(Dataset items)
+++
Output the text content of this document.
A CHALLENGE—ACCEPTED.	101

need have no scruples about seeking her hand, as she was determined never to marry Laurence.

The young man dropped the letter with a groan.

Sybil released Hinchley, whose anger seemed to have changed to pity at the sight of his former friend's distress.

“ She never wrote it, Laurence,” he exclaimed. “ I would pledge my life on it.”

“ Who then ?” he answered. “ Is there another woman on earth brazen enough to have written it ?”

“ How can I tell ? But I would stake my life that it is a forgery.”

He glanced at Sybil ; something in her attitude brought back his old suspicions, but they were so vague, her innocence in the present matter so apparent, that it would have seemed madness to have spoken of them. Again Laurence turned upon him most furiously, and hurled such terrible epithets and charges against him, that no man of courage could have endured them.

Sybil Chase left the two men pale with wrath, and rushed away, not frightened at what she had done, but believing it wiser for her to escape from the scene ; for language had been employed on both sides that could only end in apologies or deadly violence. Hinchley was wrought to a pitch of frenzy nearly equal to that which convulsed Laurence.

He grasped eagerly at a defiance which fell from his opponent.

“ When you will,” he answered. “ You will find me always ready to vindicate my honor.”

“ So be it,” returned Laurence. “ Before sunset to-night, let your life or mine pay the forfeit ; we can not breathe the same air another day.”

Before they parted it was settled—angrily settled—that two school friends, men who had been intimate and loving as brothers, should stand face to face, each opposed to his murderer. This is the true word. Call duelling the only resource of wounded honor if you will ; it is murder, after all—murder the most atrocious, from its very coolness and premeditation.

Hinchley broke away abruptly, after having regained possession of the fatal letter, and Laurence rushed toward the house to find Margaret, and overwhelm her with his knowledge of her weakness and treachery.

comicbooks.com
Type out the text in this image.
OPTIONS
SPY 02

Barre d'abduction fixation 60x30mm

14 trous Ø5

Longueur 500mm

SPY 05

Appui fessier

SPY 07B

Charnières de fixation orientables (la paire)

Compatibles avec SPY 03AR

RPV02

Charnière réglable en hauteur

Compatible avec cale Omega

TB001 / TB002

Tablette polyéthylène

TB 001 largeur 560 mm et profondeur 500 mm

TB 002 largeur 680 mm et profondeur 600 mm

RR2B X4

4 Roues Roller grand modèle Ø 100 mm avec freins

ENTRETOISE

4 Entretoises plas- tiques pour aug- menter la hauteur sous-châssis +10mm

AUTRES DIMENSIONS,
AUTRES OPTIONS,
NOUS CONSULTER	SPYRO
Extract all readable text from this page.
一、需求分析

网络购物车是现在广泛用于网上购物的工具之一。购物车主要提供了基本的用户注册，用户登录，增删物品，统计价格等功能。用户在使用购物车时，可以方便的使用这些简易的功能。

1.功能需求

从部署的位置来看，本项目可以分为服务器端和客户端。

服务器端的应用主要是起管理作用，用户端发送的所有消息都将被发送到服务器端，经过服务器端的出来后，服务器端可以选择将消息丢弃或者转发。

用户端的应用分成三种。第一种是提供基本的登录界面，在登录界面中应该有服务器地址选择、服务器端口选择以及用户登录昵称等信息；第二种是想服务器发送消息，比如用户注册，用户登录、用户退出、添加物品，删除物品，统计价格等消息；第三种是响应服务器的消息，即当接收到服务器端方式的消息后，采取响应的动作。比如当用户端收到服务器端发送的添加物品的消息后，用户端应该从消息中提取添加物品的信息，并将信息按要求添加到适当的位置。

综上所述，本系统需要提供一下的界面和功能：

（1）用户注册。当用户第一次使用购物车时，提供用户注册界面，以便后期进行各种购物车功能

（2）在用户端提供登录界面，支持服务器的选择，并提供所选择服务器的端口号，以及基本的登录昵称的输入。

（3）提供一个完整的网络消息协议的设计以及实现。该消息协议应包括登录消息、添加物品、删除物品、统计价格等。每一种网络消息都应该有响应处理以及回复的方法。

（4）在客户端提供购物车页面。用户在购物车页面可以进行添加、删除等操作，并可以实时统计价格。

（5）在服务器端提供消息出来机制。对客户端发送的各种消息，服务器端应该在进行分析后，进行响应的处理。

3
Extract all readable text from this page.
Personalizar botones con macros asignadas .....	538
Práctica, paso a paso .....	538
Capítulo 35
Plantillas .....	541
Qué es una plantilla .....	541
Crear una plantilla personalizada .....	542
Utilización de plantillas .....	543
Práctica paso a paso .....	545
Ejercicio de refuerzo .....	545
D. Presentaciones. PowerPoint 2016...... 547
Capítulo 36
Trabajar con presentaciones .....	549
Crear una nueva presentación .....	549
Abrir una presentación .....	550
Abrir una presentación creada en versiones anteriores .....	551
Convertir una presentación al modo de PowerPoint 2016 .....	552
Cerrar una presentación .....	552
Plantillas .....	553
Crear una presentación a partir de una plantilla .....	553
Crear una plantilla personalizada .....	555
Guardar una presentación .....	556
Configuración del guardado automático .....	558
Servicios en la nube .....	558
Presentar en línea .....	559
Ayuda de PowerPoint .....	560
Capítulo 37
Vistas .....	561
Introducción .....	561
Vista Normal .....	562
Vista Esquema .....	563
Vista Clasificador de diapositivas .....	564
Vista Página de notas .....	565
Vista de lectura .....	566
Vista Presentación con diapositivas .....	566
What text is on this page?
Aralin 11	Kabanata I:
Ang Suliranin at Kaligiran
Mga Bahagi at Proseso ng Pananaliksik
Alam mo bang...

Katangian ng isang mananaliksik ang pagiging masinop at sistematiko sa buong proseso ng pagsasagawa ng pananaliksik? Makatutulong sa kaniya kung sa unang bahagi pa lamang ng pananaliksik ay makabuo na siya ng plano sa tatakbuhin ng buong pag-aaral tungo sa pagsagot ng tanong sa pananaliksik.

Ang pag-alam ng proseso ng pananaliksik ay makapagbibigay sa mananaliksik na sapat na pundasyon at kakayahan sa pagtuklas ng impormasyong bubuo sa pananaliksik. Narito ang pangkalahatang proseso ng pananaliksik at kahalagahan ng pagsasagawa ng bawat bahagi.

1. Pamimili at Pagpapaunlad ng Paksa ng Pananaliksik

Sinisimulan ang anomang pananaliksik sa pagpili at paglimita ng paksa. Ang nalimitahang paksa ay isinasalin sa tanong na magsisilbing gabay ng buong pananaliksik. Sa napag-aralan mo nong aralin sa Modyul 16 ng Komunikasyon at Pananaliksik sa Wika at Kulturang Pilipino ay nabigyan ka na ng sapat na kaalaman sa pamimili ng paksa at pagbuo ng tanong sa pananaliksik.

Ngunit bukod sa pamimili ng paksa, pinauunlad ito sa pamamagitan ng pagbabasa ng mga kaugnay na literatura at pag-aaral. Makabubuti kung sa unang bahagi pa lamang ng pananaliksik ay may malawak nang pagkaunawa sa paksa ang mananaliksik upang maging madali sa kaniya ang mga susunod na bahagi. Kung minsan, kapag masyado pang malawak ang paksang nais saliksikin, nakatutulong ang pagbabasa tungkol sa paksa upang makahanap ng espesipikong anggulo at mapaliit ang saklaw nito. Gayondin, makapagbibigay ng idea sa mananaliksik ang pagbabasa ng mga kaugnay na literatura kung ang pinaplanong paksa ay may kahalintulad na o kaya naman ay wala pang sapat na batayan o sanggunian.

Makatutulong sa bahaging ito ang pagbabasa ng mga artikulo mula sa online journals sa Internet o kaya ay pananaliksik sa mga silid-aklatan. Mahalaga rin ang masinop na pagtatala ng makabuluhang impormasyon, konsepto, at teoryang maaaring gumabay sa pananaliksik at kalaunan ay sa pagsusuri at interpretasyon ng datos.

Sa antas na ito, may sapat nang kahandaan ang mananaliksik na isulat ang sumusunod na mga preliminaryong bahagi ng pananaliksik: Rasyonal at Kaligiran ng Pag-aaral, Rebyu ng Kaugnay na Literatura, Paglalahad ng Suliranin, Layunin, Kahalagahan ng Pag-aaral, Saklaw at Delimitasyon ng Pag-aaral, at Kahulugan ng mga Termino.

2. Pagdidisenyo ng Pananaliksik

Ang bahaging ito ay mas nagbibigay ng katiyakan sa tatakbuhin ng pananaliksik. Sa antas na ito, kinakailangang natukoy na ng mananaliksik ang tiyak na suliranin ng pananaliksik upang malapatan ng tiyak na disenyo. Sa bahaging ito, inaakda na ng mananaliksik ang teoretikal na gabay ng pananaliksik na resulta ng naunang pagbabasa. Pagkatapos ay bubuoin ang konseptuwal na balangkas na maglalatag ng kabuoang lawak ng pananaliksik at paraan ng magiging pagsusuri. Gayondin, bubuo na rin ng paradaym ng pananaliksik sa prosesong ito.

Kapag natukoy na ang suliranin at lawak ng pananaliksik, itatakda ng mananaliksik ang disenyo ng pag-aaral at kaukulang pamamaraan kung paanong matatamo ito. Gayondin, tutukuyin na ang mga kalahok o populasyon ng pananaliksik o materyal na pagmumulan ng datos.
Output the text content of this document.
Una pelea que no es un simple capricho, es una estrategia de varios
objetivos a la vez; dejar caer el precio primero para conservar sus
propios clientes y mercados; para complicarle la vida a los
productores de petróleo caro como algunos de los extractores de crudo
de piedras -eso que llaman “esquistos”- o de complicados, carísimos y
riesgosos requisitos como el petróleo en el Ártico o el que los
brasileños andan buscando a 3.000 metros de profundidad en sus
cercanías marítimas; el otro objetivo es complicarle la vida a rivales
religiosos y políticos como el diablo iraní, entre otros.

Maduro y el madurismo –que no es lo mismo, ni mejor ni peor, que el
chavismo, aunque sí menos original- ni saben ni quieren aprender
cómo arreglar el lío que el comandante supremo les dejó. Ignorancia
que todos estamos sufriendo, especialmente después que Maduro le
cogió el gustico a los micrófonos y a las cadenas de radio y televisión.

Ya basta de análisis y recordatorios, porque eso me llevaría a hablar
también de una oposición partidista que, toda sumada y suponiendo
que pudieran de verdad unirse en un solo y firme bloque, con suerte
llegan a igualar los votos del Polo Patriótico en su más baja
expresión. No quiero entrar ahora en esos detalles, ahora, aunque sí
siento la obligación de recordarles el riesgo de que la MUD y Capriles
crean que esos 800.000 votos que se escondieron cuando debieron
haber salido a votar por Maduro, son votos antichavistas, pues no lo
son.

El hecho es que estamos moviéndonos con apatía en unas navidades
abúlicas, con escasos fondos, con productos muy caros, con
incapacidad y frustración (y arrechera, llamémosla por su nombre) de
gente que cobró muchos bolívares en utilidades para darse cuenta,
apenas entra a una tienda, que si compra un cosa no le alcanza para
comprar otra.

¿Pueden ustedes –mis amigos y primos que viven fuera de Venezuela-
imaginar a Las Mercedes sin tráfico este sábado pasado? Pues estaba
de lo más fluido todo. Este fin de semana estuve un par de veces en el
+++
◆ WHAT YOU NEED TO DO ◆
Extract each line from the listing that holds the word "answered".

◆ OUTPUT FOR THIS TASK ◆
“ Who then ?” he answered. “ Is there another woman on earth brazen enough to have written it ?”
“ When you will,” he answered. “ You will find me always ready to vindicate my honor.”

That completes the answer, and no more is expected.